§ **WHAT YOU ARE ASKED TO DO**: Count every line in the entries below that contains the word "label", and give only that number.

RECORDS FOR PROCESSING: Begin

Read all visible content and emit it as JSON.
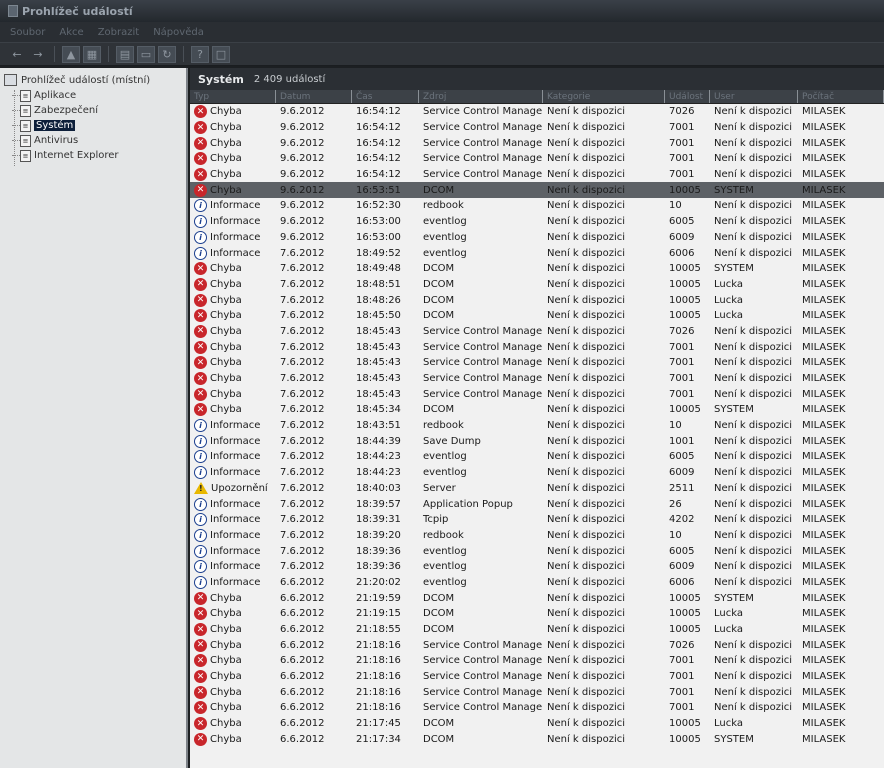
{
  "window": {
    "title": "Prohlížeč událostí"
  },
  "menu": [
    "Soubor",
    "Akce",
    "Zobrazit",
    "Nápověda"
  ],
  "toolbar": {
    "icons": [
      "back-arrow-icon",
      "forward-arrow-icon",
      "up-folder-icon",
      "show-hide-tree-icon",
      "properties-icon",
      "export-icon",
      "refresh-icon",
      "help-icon",
      "new-window-icon"
    ]
  },
  "tree": {
    "root": "Prohlížeč událostí (místní)",
    "items": [
      {
        "label": "Aplikace",
        "selected": false
      },
      {
        "label": "Zabezpečení",
        "selected": false
      },
      {
        "label": "Systém",
        "selected": true
      },
      {
        "label": "Antivirus",
        "selected": false
      },
      {
        "label": "Internet Explorer",
        "selected": false
      }
    ]
  },
  "panel": {
    "title": "Systém",
    "count": "2 409 událostí"
  },
  "columns": [
    "Typ",
    "Datum",
    "Čas",
    "Zdroj",
    "Kategorie",
    "Událost",
    "User",
    "Počítač"
  ],
  "rows": [
    [
      "err",
      "Chyba",
      "9.6.2012",
      "16:54:12",
      "Service Control Manager",
      "Není k dispozici",
      "7026",
      "Není k dispozici",
      "MILASEK"
    ],
    [
      "err",
      "Chyba",
      "9.6.2012",
      "16:54:12",
      "Service Control Manager",
      "Není k dispozici",
      "7001",
      "Není k dispozici",
      "MILASEK"
    ],
    [
      "err",
      "Chyba",
      "9.6.2012",
      "16:54:12",
      "Service Control Manager",
      "Není k dispozici",
      "7001",
      "Není k dispozici",
      "MILASEK"
    ],
    [
      "err",
      "Chyba",
      "9.6.2012",
      "16:54:12",
      "Service Control Manager",
      "Není k dispozici",
      "7001",
      "Není k dispozici",
      "MILASEK"
    ],
    [
      "err",
      "Chyba",
      "9.6.2012",
      "16:54:12",
      "Service Control Manager",
      "Není k dispozici",
      "7001",
      "Není k dispozici",
      "MILASEK"
    ],
    [
      "err",
      "Chyba",
      "9.6.2012",
      "16:53:51",
      "DCOM",
      "Není k dispozici",
      "10005",
      "SYSTEM",
      "MILASEK"
    ],
    [
      "inf",
      "Informace",
      "9.6.2012",
      "16:52:30",
      "redbook",
      "Není k dispozici",
      "10",
      "Není k dispozici",
      "MILASEK"
    ],
    [
      "inf",
      "Informace",
      "9.6.2012",
      "16:53:00",
      "eventlog",
      "Není k dispozici",
      "6005",
      "Není k dispozici",
      "MILASEK"
    ],
    [
      "inf",
      "Informace",
      "9.6.2012",
      "16:53:00",
      "eventlog",
      "Není k dispozici",
      "6009",
      "Není k dispozici",
      "MILASEK"
    ],
    [
      "inf",
      "Informace",
      "7.6.2012",
      "18:49:52",
      "eventlog",
      "Není k dispozici",
      "6006",
      "Není k dispozici",
      "MILASEK"
    ],
    [
      "err",
      "Chyba",
      "7.6.2012",
      "18:49:48",
      "DCOM",
      "Není k dispozici",
      "10005",
      "SYSTEM",
      "MILASEK"
    ],
    [
      "err",
      "Chyba",
      "7.6.2012",
      "18:48:51",
      "DCOM",
      "Není k dispozici",
      "10005",
      "Lucka",
      "MILASEK"
    ],
    [
      "err",
      "Chyba",
      "7.6.2012",
      "18:48:26",
      "DCOM",
      "Není k dispozici",
      "10005",
      "Lucka",
      "MILASEK"
    ],
    [
      "err",
      "Chyba",
      "7.6.2012",
      "18:45:50",
      "DCOM",
      "Není k dispozici",
      "10005",
      "Lucka",
      "MILASEK"
    ],
    [
      "err",
      "Chyba",
      "7.6.2012",
      "18:45:43",
      "Service Control Manager",
      "Není k dispozici",
      "7026",
      "Není k dispozici",
      "MILASEK"
    ],
    [
      "err",
      "Chyba",
      "7.6.2012",
      "18:45:43",
      "Service Control Manager",
      "Není k dispozici",
      "7001",
      "Není k dispozici",
      "MILASEK"
    ],
    [
      "err",
      "Chyba",
      "7.6.2012",
      "18:45:43",
      "Service Control Manager",
      "Není k dispozici",
      "7001",
      "Není k dispozici",
      "MILASEK"
    ],
    [
      "err",
      "Chyba",
      "7.6.2012",
      "18:45:43",
      "Service Control Manager",
      "Není k dispozici",
      "7001",
      "Není k dispozici",
      "MILASEK"
    ],
    [
      "err",
      "Chyba",
      "7.6.2012",
      "18:45:43",
      "Service Control Manager",
      "Není k dispozici",
      "7001",
      "Není k dispozici",
      "MILASEK"
    ],
    [
      "err",
      "Chyba",
      "7.6.2012",
      "18:45:34",
      "DCOM",
      "Není k dispozici",
      "10005",
      "SYSTEM",
      "MILASEK"
    ],
    [
      "inf",
      "Informace",
      "7.6.2012",
      "18:43:51",
      "redbook",
      "Není k dispozici",
      "10",
      "Není k dispozici",
      "MILASEK"
    ],
    [
      "inf",
      "Informace",
      "7.6.2012",
      "18:44:39",
      "Save Dump",
      "Není k dispozici",
      "1001",
      "Není k dispozici",
      "MILASEK"
    ],
    [
      "inf",
      "Informace",
      "7.6.2012",
      "18:44:23",
      "eventlog",
      "Není k dispozici",
      "6005",
      "Není k dispozici",
      "MILASEK"
    ],
    [
      "inf",
      "Informace",
      "7.6.2012",
      "18:44:23",
      "eventlog",
      "Není k dispozici",
      "6009",
      "Není k dispozici",
      "MILASEK"
    ],
    [
      "wrn",
      "Upozornění",
      "7.6.2012",
      "18:40:03",
      "Server",
      "Není k dispozici",
      "2511",
      "Není k dispozici",
      "MILASEK"
    ],
    [
      "inf",
      "Informace",
      "7.6.2012",
      "18:39:57",
      "Application Popup",
      "Není k dispozici",
      "26",
      "Není k dispozici",
      "MILASEK"
    ],
    [
      "inf",
      "Informace",
      "7.6.2012",
      "18:39:31",
      "Tcpip",
      "Není k dispozici",
      "4202",
      "Není k dispozici",
      "MILASEK"
    ],
    [
      "inf",
      "Informace",
      "7.6.2012",
      "18:39:20",
      "redbook",
      "Není k dispozici",
      "10",
      "Není k dispozici",
      "MILASEK"
    ],
    [
      "inf",
      "Informace",
      "7.6.2012",
      "18:39:36",
      "eventlog",
      "Není k dispozici",
      "6005",
      "Není k dispozici",
      "MILASEK"
    ],
    [
      "inf",
      "Informace",
      "7.6.2012",
      "18:39:36",
      "eventlog",
      "Není k dispozici",
      "6009",
      "Není k dispozici",
      "MILASEK"
    ],
    [
      "inf",
      "Informace",
      "6.6.2012",
      "21:20:02",
      "eventlog",
      "Není k dispozici",
      "6006",
      "Není k dispozici",
      "MILASEK"
    ],
    [
      "err",
      "Chyba",
      "6.6.2012",
      "21:19:59",
      "DCOM",
      "Není k dispozici",
      "10005",
      "SYSTEM",
      "MILASEK"
    ],
    [
      "err",
      "Chyba",
      "6.6.2012",
      "21:19:15",
      "DCOM",
      "Není k dispozici",
      "10005",
      "Lucka",
      "MILASEK"
    ],
    [
      "err",
      "Chyba",
      "6.6.2012",
      "21:18:55",
      "DCOM",
      "Není k dispozici",
      "10005",
      "Lucka",
      "MILASEK"
    ],
    [
      "err",
      "Chyba",
      "6.6.2012",
      "21:18:16",
      "Service Control Manager",
      "Není k dispozici",
      "7026",
      "Není k dispozici",
      "MILASEK"
    ],
    [
      "err",
      "Chyba",
      "6.6.2012",
      "21:18:16",
      "Service Control Manager",
      "Není k dispozici",
      "7001",
      "Není k dispozici",
      "MILASEK"
    ],
    [
      "err",
      "Chyba",
      "6.6.2012",
      "21:18:16",
      "Service Control Manager",
      "Není k dispozici",
      "7001",
      "Není k dispozici",
      "MILASEK"
    ],
    [
      "err",
      "Chyba",
      "6.6.2012",
      "21:18:16",
      "Service Control Manager",
      "Není k dispozici",
      "7001",
      "Není k dispozici",
      "MILASEK"
    ],
    [
      "err",
      "Chyba",
      "6.6.2012",
      "21:18:16",
      "Service Control Manager",
      "Není k dispozici",
      "7001",
      "Není k dispozici",
      "MILASEK"
    ],
    [
      "err",
      "Chyba",
      "6.6.2012",
      "21:17:45",
      "DCOM",
      "Není k dispozici",
      "10005",
      "Lucka",
      "MILASEK"
    ],
    [
      "err",
      "Chyba",
      "6.6.2012",
      "21:17:34",
      "DCOM",
      "Není k dispozici",
      "10005",
      "SYSTEM",
      "MILASEK"
    ]
  ],
  "selected_row": 5
}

RECORDS FOR PROCESSING: End

§ **RESPONSE TO THIS TASK**: 5